What is being asked
Your task is to copy each line that has the word "JSON".

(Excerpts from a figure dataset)
○ ○ ○ ○ ○

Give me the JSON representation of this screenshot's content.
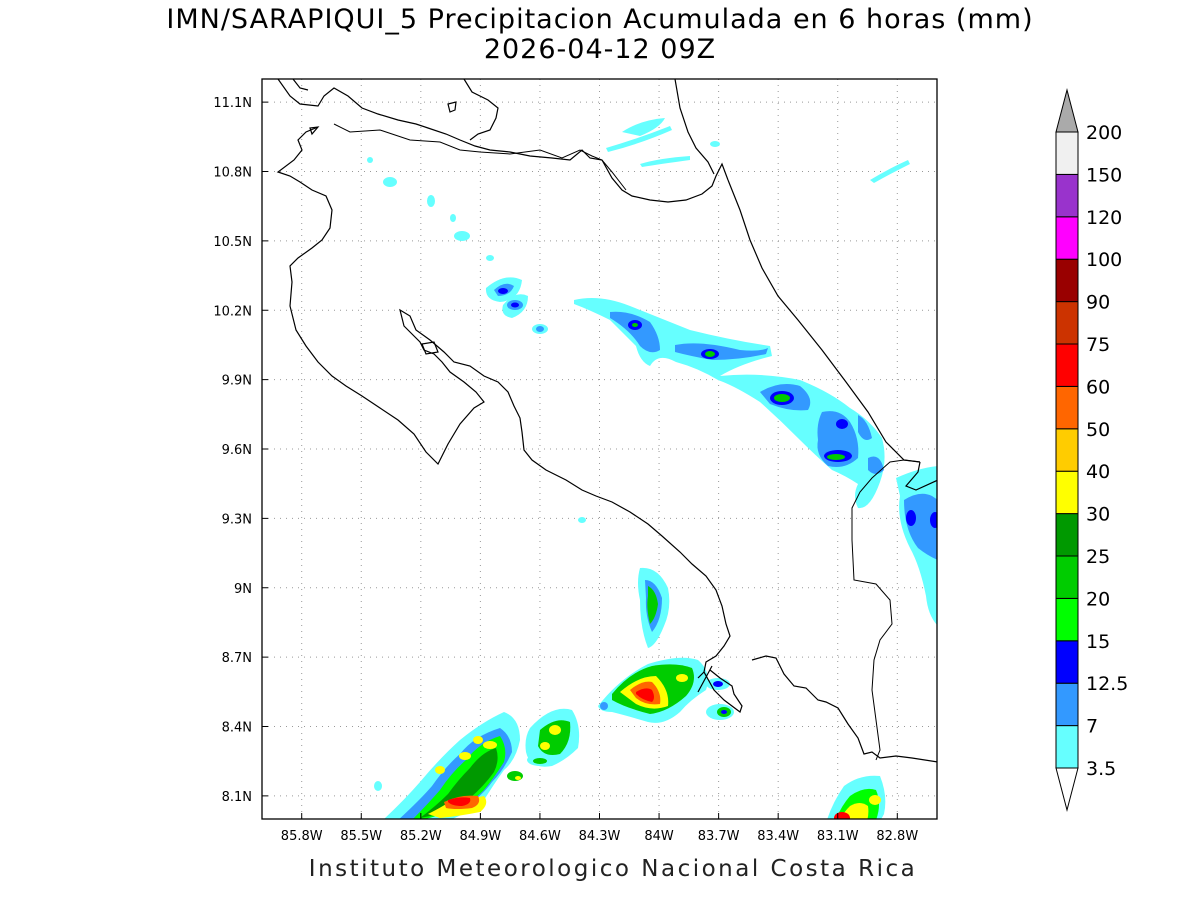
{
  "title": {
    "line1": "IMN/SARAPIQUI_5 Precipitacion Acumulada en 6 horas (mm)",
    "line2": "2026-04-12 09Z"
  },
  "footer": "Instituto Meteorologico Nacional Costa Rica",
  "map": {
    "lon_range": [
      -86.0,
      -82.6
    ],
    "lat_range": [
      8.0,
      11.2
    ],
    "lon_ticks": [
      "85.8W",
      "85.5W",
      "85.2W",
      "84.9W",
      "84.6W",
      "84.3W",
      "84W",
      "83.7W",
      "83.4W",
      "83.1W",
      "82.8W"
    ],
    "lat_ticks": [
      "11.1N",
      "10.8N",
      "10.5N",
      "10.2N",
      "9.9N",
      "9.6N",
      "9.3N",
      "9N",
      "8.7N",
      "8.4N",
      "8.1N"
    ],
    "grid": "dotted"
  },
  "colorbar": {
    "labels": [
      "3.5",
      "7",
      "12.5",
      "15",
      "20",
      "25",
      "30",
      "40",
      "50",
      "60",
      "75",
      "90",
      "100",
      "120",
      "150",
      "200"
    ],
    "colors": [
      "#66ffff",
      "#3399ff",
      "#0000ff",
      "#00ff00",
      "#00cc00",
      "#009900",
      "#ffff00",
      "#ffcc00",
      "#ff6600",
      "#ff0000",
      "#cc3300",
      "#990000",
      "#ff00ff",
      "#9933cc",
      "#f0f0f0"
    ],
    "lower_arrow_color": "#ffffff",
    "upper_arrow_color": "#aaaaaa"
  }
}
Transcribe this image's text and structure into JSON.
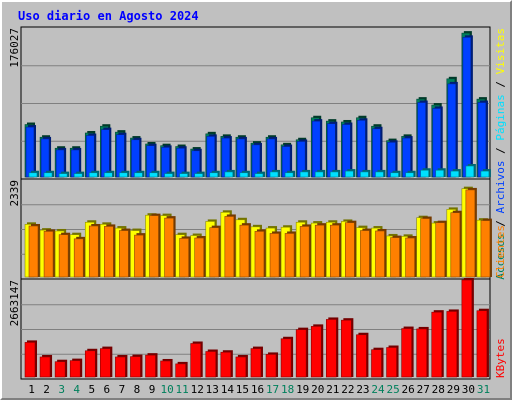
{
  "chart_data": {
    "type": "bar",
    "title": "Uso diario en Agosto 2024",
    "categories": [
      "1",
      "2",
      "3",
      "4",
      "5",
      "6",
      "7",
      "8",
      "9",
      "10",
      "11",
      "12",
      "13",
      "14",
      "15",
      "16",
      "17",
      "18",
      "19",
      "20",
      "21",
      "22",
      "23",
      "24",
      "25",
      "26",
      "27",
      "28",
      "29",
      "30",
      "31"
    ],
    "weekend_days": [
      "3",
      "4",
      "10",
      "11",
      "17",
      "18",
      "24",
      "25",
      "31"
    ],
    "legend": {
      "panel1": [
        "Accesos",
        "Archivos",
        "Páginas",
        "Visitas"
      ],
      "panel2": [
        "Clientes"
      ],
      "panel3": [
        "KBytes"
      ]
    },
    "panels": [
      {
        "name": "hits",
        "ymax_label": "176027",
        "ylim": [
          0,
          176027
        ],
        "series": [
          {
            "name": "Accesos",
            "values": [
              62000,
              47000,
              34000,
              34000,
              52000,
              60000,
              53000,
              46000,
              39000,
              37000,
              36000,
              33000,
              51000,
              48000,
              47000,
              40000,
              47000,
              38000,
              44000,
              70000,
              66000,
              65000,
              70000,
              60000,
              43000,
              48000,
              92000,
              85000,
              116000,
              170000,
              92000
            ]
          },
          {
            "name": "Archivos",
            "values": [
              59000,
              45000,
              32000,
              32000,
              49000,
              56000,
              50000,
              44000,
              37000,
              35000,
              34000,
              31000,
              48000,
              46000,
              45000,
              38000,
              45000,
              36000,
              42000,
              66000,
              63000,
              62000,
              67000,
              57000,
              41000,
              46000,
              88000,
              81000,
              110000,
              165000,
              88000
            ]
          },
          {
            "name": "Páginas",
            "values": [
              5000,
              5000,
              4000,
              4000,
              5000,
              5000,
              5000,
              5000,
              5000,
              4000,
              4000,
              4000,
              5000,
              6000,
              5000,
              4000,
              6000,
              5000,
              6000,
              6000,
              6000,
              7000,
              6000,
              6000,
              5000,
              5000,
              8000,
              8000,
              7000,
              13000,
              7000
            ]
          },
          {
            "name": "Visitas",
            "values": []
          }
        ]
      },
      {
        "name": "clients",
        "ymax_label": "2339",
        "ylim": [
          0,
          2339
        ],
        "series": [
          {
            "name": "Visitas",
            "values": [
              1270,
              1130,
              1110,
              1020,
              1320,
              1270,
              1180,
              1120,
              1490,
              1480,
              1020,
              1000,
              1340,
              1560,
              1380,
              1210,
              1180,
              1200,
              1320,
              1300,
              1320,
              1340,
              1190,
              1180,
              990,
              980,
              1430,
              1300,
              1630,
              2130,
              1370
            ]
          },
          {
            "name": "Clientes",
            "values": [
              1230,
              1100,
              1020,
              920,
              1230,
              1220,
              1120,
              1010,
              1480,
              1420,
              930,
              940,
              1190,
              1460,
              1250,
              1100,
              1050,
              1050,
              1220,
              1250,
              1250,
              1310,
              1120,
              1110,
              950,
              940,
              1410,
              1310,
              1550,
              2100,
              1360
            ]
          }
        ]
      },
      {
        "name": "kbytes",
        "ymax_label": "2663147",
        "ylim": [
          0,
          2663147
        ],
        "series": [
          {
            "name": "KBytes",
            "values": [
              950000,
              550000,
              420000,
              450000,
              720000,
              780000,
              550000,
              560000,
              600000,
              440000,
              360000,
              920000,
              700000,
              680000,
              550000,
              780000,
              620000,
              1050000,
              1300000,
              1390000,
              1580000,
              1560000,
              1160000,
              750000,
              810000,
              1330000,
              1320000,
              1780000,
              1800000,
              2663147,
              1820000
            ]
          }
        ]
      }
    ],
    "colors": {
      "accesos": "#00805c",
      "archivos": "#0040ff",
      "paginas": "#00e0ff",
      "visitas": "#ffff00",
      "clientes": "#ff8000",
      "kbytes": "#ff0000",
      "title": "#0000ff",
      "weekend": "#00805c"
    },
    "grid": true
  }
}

○ ○ ○ ○ ○

Answer to this exercise
Give me the JSON representation of this screenshot's content.
Transcribe this image's text and structure into JSON.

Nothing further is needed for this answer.